> [EXERCISE REQUIREMENTS] Pull out every line containing the string "watermark".

> [DATASET RECORDS]
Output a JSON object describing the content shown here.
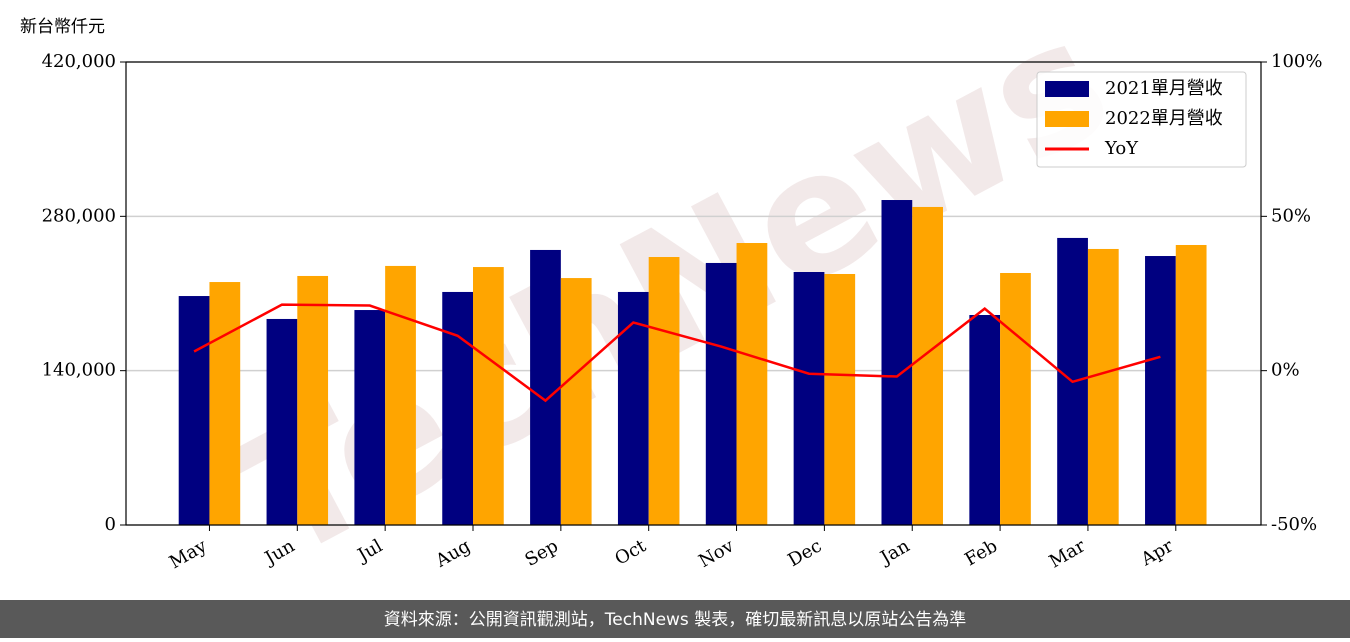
{
  "chart_data": {
    "type": "bar_line",
    "y_axis_label": "新台幣仟元",
    "watermark": "TechNews",
    "footer": "資料來源：公開資訊觀測站，TechNews 製表，確切最新訊息以原站公告為準",
    "categories": [
      "May",
      "Jun",
      "Jul",
      "Aug",
      "Sep",
      "Oct",
      "Nov",
      "Dec",
      "Jan",
      "Feb",
      "Mar",
      "Apr"
    ],
    "series": [
      {
        "name": "2021單月營收",
        "color": "#000080",
        "kind": "bar",
        "values": [
          207700,
          186900,
          195000,
          211400,
          249500,
          211400,
          237700,
          229500,
          294800,
          190500,
          260400,
          244000
        ]
      },
      {
        "name": "2022單月營收",
        "color": "#ffa500",
        "kind": "bar",
        "values": [
          220400,
          225900,
          235000,
          234000,
          224000,
          243100,
          255800,
          227700,
          288500,
          228600,
          250400,
          254000
        ]
      },
      {
        "name": "YoY",
        "color": "#ff0000",
        "kind": "line",
        "axis": "y2",
        "values": [
          6.2,
          21.4,
          21.1,
          11.3,
          -9.7,
          15.6,
          7.8,
          -1.0,
          -1.9,
          20.1,
          -3.6,
          4.5
        ]
      }
    ],
    "ylim": [
      0,
      420000
    ],
    "yticks": [
      0,
      {
        "value": 140000,
        "label": "140,000"
      },
      {
        "value": 280000,
        "label": "280,000"
      },
      {
        "value": 420000,
        "label": "420,000"
      }
    ],
    "y2lim": [
      -50,
      100
    ],
    "y2ticks": [
      {
        "value": -50,
        "label": "-50%"
      },
      {
        "value": 0,
        "label": "0%"
      },
      {
        "value": 50,
        "label": "50%"
      },
      {
        "value": 100,
        "label": "100%"
      }
    ],
    "grid": true,
    "legend": "upper right"
  }
}
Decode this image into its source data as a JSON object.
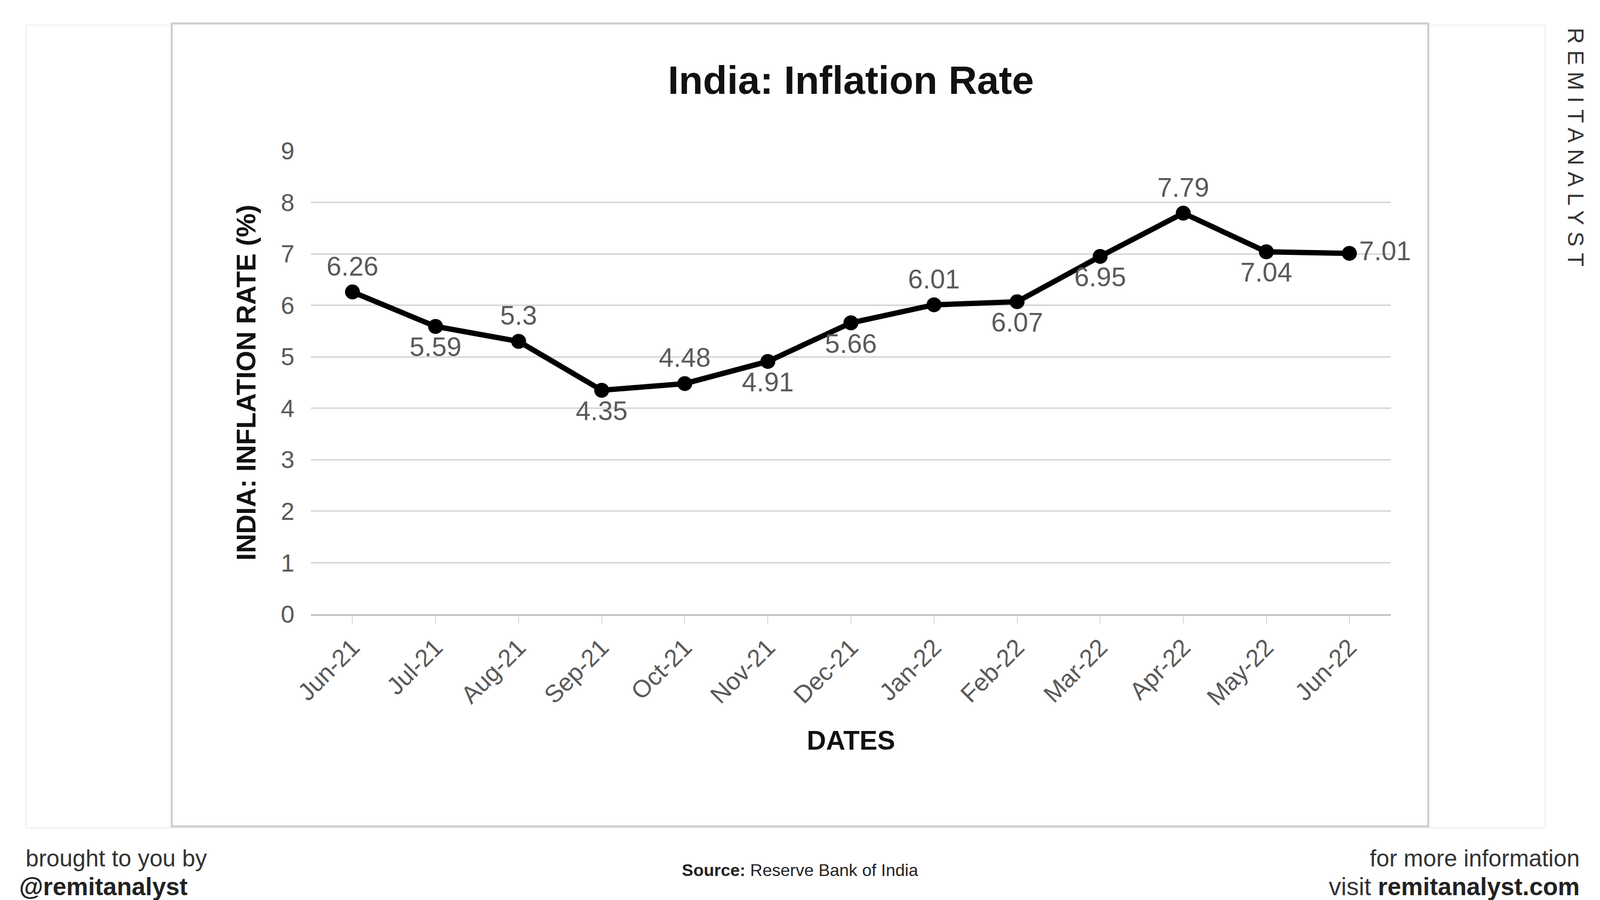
{
  "chart_data": {
    "type": "line",
    "title": "India: Inflation Rate",
    "x_label": "DATES",
    "y_label": "INDIA: INFLATION RATE (%)",
    "categories": [
      "Jun-21",
      "Jul-21",
      "Aug-21",
      "Sep-21",
      "Oct-21",
      "Nov-21",
      "Dec-21",
      "Jan-22",
      "Feb-22",
      "Mar-22",
      "Apr-22",
      "May-22",
      "Jun-22"
    ],
    "values": [
      6.26,
      5.59,
      5.3,
      4.35,
      4.48,
      4.91,
      5.66,
      6.01,
      6.07,
      6.95,
      7.79,
      7.04,
      7.01
    ],
    "color": "#000000",
    "marker": "circle",
    "line_style": "solid",
    "ylim": [
      0,
      9
    ],
    "yticks": [
      0,
      1,
      2,
      3,
      4,
      5,
      6,
      7,
      8,
      9
    ],
    "grid": true,
    "data_labels": true,
    "source": {
      "label": "Source:",
      "text": "Reserve Bank of India"
    }
  },
  "branding": {
    "watermark": "REMITANALYST",
    "left": [
      "brought to you by",
      "@remitanalyst"
    ],
    "right": {
      "line1": "for more information",
      "prefix": "visit",
      "link": "remitanalyst.com"
    }
  }
}
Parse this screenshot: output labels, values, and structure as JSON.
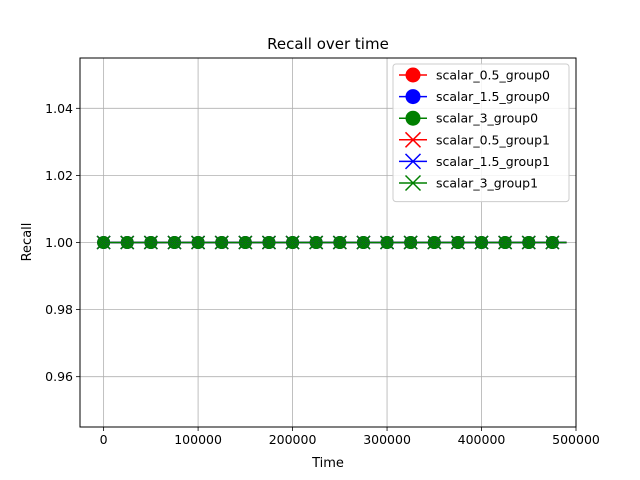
{
  "chart_data": {
    "type": "line",
    "title": "Recall over time",
    "xlabel": "Time",
    "ylabel": "Recall",
    "xlim": [
      -25000,
      500000
    ],
    "ylim": [
      0.945,
      1.055
    ],
    "xticks": [
      0,
      100000,
      200000,
      300000,
      400000,
      500000
    ],
    "yticks": [
      0.96,
      0.98,
      1.0,
      1.02,
      1.04
    ],
    "ytick_labels": [
      "0.96",
      "0.98",
      "1.00",
      "1.02",
      "1.04"
    ],
    "grid": true,
    "legend_position": "top-right",
    "x": [
      0,
      25000,
      50000,
      75000,
      100000,
      125000,
      150000,
      175000,
      200000,
      225000,
      250000,
      275000,
      300000,
      325000,
      350000,
      375000,
      400000,
      425000,
      450000,
      475000
    ],
    "line_end_x": 490000,
    "series": [
      {
        "name": "scalar_0.5_group0",
        "color": "#ff0000",
        "marker": "circle",
        "value": 1.0
      },
      {
        "name": "scalar_1.5_group0",
        "color": "#0000ff",
        "marker": "circle",
        "value": 1.0
      },
      {
        "name": "scalar_3_group0",
        "color": "#008000",
        "marker": "circle",
        "value": 1.0
      },
      {
        "name": "scalar_0.5_group1",
        "color": "#ff0000",
        "marker": "x",
        "value": 1.0
      },
      {
        "name": "scalar_1.5_group1",
        "color": "#0000ff",
        "marker": "x",
        "value": 1.0
      },
      {
        "name": "scalar_3_group1",
        "color": "#008000",
        "marker": "x",
        "value": 1.0
      }
    ]
  }
}
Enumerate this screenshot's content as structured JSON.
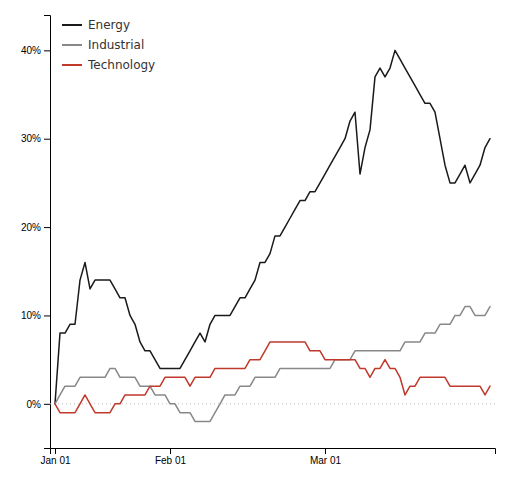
{
  "chart_data": {
    "type": "line",
    "categories": [
      "Jan 01",
      null,
      null,
      null,
      null,
      null,
      null,
      null,
      null,
      null,
      null,
      null,
      null,
      null,
      null,
      null,
      null,
      null,
      null,
      null,
      null,
      null,
      null,
      "Feb 01",
      null,
      null,
      null,
      null,
      null,
      null,
      null,
      null,
      null,
      null,
      null,
      null,
      null,
      null,
      null,
      null,
      null,
      null,
      null,
      null,
      null,
      null,
      null,
      null,
      null,
      null,
      null,
      null,
      null,
      null,
      "Mar 01",
      null,
      null,
      null,
      null,
      null,
      null,
      null,
      null,
      null,
      null,
      null,
      null,
      null,
      null,
      null,
      null,
      null,
      null,
      null,
      null,
      null,
      null,
      null,
      null,
      null,
      null,
      null,
      null,
      null,
      null,
      null,
      null,
      null
    ],
    "series": [
      {
        "name": "Energy",
        "color": "#1a1a1a",
        "values": [
          0.0,
          0.08,
          0.08,
          0.09,
          0.09,
          0.14,
          0.16,
          0.13,
          0.14,
          0.14,
          0.14,
          0.14,
          0.13,
          0.12,
          0.12,
          0.1,
          0.09,
          0.07,
          0.06,
          0.06,
          0.05,
          0.04,
          0.04,
          0.04,
          0.04,
          0.04,
          0.05,
          0.06,
          0.07,
          0.08,
          0.07,
          0.09,
          0.1,
          0.1,
          0.1,
          0.1,
          0.11,
          0.12,
          0.12,
          0.13,
          0.14,
          0.16,
          0.16,
          0.17,
          0.19,
          0.19,
          0.2,
          0.21,
          0.22,
          0.23,
          0.23,
          0.24,
          0.24,
          0.25,
          0.26,
          0.27,
          0.28,
          0.29,
          0.3,
          0.32,
          0.33,
          0.26,
          0.29,
          0.31,
          0.37,
          0.38,
          0.37,
          0.38,
          0.4,
          0.39,
          0.38,
          0.37,
          0.36,
          0.35,
          0.34,
          0.34,
          0.33,
          0.3,
          0.27,
          0.25,
          0.25,
          0.26,
          0.27,
          0.25,
          0.26,
          0.27,
          0.29,
          0.3
        ]
      },
      {
        "name": "Industrial",
        "color": "#888888",
        "values": [
          0.0,
          0.01,
          0.02,
          0.02,
          0.02,
          0.03,
          0.03,
          0.03,
          0.03,
          0.03,
          0.03,
          0.04,
          0.04,
          0.03,
          0.03,
          0.03,
          0.03,
          0.02,
          0.02,
          0.02,
          0.01,
          0.01,
          0.01,
          0.0,
          0.0,
          -0.01,
          -0.01,
          -0.01,
          -0.02,
          -0.02,
          -0.02,
          -0.02,
          -0.01,
          0.0,
          0.01,
          0.01,
          0.01,
          0.02,
          0.02,
          0.02,
          0.03,
          0.03,
          0.03,
          0.03,
          0.03,
          0.04,
          0.04,
          0.04,
          0.04,
          0.04,
          0.04,
          0.04,
          0.04,
          0.04,
          0.04,
          0.04,
          0.05,
          0.05,
          0.05,
          0.05,
          0.06,
          0.06,
          0.06,
          0.06,
          0.06,
          0.06,
          0.06,
          0.06,
          0.06,
          0.06,
          0.07,
          0.07,
          0.07,
          0.07,
          0.08,
          0.08,
          0.08,
          0.09,
          0.09,
          0.09,
          0.1,
          0.1,
          0.11,
          0.11,
          0.1,
          0.1,
          0.1,
          0.11
        ]
      },
      {
        "name": "Technology",
        "color": "#c0392b",
        "values": [
          0.0,
          -0.01,
          -0.01,
          -0.01,
          -0.01,
          0.0,
          0.01,
          0.0,
          -0.01,
          -0.01,
          -0.01,
          -0.01,
          0.0,
          0.0,
          0.01,
          0.01,
          0.01,
          0.01,
          0.01,
          0.02,
          0.02,
          0.02,
          0.03,
          0.03,
          0.03,
          0.03,
          0.03,
          0.02,
          0.03,
          0.03,
          0.03,
          0.03,
          0.04,
          0.04,
          0.04,
          0.04,
          0.04,
          0.04,
          0.04,
          0.05,
          0.05,
          0.05,
          0.06,
          0.07,
          0.07,
          0.07,
          0.07,
          0.07,
          0.07,
          0.07,
          0.07,
          0.06,
          0.06,
          0.06,
          0.05,
          0.05,
          0.05,
          0.05,
          0.05,
          0.05,
          0.05,
          0.04,
          0.04,
          0.03,
          0.04,
          0.04,
          0.05,
          0.04,
          0.04,
          0.03,
          0.01,
          0.02,
          0.02,
          0.03,
          0.03,
          0.03,
          0.03,
          0.03,
          0.03,
          0.02,
          0.02,
          0.02,
          0.02,
          0.02,
          0.02,
          0.02,
          0.01,
          0.02
        ]
      }
    ],
    "ylim": [
      -0.05,
      0.44
    ],
    "yticks": [
      {
        "value": 0.0,
        "label": "0%"
      },
      {
        "value": 0.1,
        "label": "10%"
      },
      {
        "value": 0.2,
        "label": "20%"
      },
      {
        "value": 0.3,
        "label": "30%"
      },
      {
        "value": 0.4,
        "label": "40%"
      }
    ],
    "legend": "upper left"
  }
}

> [FINISHED TASK]
    "watermark": "TechNews",
    "watermark": "REMITANALYST",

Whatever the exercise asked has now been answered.